THE EXERCISE:
Will you transcribe the entries that follow, exactly and in full?

+===+

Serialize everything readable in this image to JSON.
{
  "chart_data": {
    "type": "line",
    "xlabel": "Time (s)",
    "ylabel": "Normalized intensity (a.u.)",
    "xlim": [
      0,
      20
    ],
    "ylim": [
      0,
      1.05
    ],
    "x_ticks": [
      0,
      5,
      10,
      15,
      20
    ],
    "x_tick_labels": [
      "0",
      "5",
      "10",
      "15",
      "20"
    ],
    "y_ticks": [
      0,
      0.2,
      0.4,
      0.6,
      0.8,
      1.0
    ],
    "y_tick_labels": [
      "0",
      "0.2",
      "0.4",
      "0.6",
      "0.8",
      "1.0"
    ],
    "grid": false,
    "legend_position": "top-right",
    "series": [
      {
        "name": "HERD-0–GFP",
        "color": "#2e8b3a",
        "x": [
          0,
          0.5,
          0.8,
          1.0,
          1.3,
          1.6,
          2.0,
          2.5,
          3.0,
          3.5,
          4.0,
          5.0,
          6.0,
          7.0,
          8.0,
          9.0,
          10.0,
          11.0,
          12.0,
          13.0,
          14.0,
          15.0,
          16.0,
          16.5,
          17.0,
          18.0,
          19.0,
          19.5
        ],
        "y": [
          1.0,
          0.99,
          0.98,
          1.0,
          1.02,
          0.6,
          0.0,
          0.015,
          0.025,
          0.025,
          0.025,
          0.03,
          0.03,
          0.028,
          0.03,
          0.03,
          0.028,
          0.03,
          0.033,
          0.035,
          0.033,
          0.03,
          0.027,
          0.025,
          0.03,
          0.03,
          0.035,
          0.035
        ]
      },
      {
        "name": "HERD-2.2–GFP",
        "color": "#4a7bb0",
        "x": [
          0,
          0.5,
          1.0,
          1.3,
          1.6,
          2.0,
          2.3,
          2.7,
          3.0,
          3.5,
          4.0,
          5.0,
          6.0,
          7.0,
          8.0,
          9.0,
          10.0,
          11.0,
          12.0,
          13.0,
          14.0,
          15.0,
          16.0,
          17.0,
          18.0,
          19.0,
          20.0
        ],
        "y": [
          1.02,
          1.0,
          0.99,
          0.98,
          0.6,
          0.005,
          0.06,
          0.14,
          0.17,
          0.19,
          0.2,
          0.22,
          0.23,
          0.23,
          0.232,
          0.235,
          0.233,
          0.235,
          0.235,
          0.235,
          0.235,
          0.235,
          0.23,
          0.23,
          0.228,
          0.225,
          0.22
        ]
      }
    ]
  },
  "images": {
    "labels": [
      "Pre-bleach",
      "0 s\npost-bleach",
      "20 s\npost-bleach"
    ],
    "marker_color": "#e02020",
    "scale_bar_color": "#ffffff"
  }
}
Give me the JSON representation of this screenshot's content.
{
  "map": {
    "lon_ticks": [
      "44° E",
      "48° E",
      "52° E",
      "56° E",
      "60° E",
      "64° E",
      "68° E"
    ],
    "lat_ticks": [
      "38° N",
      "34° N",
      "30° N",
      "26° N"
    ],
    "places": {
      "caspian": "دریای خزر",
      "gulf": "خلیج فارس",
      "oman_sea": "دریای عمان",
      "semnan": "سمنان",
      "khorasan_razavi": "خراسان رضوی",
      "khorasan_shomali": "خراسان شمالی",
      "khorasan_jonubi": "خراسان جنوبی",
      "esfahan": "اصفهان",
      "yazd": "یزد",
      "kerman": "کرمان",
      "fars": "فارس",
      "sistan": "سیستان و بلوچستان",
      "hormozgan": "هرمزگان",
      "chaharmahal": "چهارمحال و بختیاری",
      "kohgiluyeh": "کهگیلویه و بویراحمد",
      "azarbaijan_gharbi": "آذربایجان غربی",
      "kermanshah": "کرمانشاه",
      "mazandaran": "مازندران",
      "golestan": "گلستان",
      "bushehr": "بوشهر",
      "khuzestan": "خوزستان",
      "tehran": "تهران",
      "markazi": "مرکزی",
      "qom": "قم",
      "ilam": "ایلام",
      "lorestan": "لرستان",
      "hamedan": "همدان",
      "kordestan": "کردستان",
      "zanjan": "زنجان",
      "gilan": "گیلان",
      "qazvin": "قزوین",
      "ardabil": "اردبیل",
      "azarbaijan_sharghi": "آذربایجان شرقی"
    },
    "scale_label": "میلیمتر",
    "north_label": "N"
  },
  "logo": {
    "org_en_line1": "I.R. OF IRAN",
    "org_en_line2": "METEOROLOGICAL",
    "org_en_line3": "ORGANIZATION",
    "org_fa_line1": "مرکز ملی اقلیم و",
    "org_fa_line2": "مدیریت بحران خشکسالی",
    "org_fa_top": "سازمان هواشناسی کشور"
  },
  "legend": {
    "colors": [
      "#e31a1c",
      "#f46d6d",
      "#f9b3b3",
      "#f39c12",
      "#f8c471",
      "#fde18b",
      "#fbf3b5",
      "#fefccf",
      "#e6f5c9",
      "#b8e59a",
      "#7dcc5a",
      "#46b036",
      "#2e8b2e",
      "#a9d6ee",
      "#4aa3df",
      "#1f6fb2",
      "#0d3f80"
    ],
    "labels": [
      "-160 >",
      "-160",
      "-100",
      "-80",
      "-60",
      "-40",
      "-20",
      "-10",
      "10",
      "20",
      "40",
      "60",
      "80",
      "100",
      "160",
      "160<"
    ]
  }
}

+===+

PROBLEM SOLUTION:
Serialize everything readable in this image to JSON.
{
  "chart_data": {
    "type": "line",
    "xlabel": "Time (s)",
    "ylabel": "Normalized intensity (a.u.)",
    "xlim": [
      0,
      20
    ],
    "ylim": [
      0,
      1.05
    ],
    "x_ticks": [
      0,
      5,
      10,
      15,
      20
    ],
    "x_tick_labels": [
      "0",
      "5",
      "10",
      "15",
      "20"
    ],
    "y_ticks": [
      0,
      0.2,
      0.4,
      0.6,
      0.8,
      1.0
    ],
    "y_tick_labels": [
      "0",
      "0.2",
      "0.4",
      "0.6",
      "0.8",
      "1.0"
    ],
    "grid": false,
    "legend_position": "top-right",
    "series": [
      {
        "name": "HERD-0–GFP",
        "color": "#2e8b3a",
        "x": [
          0,
          0.5,
          0.8,
          1.0,
          1.3,
          1.6,
          2.0,
          2.5,
          3.0,
          3.5,
          4.0,
          5.0,
          6.0,
          7.0,
          8.0,
          9.0,
          10.0,
          11.0,
          12.0,
          13.0,
          14.0,
          15.0,
          16.0,
          16.5,
          17.0,
          18.0,
          19.0,
          19.5
        ],
        "y": [
          1.0,
          0.99,
          0.98,
          1.0,
          1.02,
          0.6,
          0.0,
          0.015,
          0.025,
          0.025,
          0.025,
          0.03,
          0.03,
          0.028,
          0.03,
          0.03,
          0.028,
          0.03,
          0.033,
          0.035,
          0.033,
          0.03,
          0.027,
          0.025,
          0.03,
          0.03,
          0.035,
          0.035
        ]
      },
      {
        "name": "HERD-2.2–GFP",
        "color": "#4a7bb0",
        "x": [
          0,
          0.5,
          1.0,
          1.3,
          1.6,
          2.0,
          2.3,
          2.7,
          3.0,
          3.5,
          4.0,
          5.0,
          6.0,
          7.0,
          8.0,
          9.0,
          10.0,
          11.0,
          12.0,
          13.0,
          14.0,
          15.0,
          16.0,
          17.0,
          18.0,
          19.0,
          20.0
        ],
        "y": [
          1.02,
          1.0,
          0.99,
          0.98,
          0.6,
          0.005,
          0.06,
          0.14,
          0.17,
          0.19,
          0.2,
          0.22,
          0.23,
          0.23,
          0.232,
          0.235,
          0.233,
          0.235,
          0.235,
          0.235,
          0.235,
          0.235,
          0.23,
          0.23,
          0.228,
          0.225,
          0.22
        ]
      }
    ]
  },
  "images": {
    "labels": [
      "Pre-bleach",
      "0 s\npost-bleach",
      "20 s\npost-bleach"
    ],
    "marker_color": "#e02020",
    "scale_bar_color": "#ffffff"
  }
}
Give me the JSON representation of this screenshot's content.
{
  "map": {
    "lon_ticks": [
      "44° E",
      "48° E",
      "52° E",
      "56° E",
      "60° E",
      "64° E",
      "68° E"
    ],
    "lat_ticks": [
      "38° N",
      "34° N",
      "30° N",
      "26° N"
    ],
    "places": {
      "caspian": "دریای خزر",
      "gulf": "خلیج فارس",
      "oman_sea": "دریای عمان",
      "semnan": "سمنان",
      "khorasan_razavi": "خراسان رضوی",
      "khorasan_shomali": "خراسان شمالی",
      "khorasan_jonubi": "خراسان جنوبی",
      "esfahan": "اصفهان",
      "yazd": "یزد",
      "kerman": "کرمان",
      "fars": "فارس",
      "sistan": "سیستان و بلوچستان",
      "hormozgan": "هرمزگان",
      "chaharmahal": "چهارمحال و بختیاری",
      "kohgiluyeh": "کهگیلویه و بویراحمد",
      "azarbaijan_gharbi": "آذربایجان غربی",
      "kermanshah": "کرمانشاه",
      "mazandaran": "مازندران",
      "golestan": "گلستان",
      "bushehr": "بوشهر",
      "khuzestan": "خوزستان",
      "tehran": "تهران",
      "markazi": "مرکزی",
      "qom": "قم",
      "ilam": "ایلام",
      "lorestan": "لرستان",
      "hamedan": "همدان",
      "kordestan": "کردستان",
      "zanjan": "زنجان",
      "gilan": "گیلان",
      "qazvin": "قزوین",
      "ardabil": "اردبیل",
      "azarbaijan_sharghi": "آذربایجان شرقی"
    },
    "scale_label": "میلیمتر",
    "north_label": "N"
  },
  "logo": {
    "org_en_line1": "I.R. OF IRAN",
    "org_en_line2": "METEOROLOGICAL",
    "org_en_line3": "ORGANIZATION",
    "org_fa_line1": "مرکز ملی اقلیم و",
    "org_fa_line2": "مدیریت بحران خشکسالی",
    "org_fa_top": "سازمان هواشناسی کشور"
  },
  "legend": {
    "colors": [
      "#e31a1c",
      "#f46d6d",
      "#f9b3b3",
      "#f39c12",
      "#f8c471",
      "#fde18b",
      "#fbf3b5",
      "#fefccf",
      "#e6f5c9",
      "#b8e59a",
      "#7dcc5a",
      "#46b036",
      "#2e8b2e",
      "#a9d6ee",
      "#4aa3df",
      "#1f6fb2",
      "#0d3f80"
    ],
    "labels": [
      "-160 >",
      "-160",
      "-100",
      "-80",
      "-60",
      "-40",
      "-20",
      "-10",
      "10",
      "20",
      "40",
      "60",
      "80",
      "100",
      "160",
      "160<"
    ]
  }
}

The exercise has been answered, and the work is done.